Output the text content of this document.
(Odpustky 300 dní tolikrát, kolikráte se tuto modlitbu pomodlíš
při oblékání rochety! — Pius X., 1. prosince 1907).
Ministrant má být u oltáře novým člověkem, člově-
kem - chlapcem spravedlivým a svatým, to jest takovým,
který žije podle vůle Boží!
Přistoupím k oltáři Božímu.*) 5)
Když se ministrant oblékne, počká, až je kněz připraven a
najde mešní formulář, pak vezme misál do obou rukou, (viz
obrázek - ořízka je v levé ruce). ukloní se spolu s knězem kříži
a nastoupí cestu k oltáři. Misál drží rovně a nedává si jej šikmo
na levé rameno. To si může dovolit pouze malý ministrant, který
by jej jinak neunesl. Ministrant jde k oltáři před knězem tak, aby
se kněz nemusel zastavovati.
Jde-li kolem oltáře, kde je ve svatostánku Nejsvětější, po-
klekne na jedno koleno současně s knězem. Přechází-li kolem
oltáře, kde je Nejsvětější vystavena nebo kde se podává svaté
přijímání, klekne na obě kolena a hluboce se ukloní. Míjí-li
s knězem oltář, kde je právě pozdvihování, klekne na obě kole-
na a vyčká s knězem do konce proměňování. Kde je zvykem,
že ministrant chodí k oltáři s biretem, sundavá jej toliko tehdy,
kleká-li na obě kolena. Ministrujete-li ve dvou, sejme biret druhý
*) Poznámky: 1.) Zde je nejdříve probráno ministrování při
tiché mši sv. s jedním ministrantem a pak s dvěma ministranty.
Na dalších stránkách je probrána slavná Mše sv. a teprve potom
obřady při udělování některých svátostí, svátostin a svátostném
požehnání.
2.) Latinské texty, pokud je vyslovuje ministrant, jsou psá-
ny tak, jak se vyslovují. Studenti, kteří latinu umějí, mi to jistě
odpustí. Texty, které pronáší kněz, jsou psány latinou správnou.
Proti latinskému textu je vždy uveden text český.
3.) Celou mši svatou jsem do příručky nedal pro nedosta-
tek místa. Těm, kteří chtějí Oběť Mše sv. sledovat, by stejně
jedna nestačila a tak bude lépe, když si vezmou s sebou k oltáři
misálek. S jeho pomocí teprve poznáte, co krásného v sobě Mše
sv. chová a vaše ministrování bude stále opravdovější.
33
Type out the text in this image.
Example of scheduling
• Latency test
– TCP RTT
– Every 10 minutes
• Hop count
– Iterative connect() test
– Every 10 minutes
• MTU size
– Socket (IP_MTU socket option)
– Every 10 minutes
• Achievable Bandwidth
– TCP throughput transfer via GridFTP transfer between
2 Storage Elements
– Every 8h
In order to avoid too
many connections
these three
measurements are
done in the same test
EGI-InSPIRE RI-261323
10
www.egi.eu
◇ ◇ ◇ ◇ ◇ ◇ ◇
Go through the data and count each line that has the word "kteří", then give the total alone.

RESULT FOR THIS TASK:
2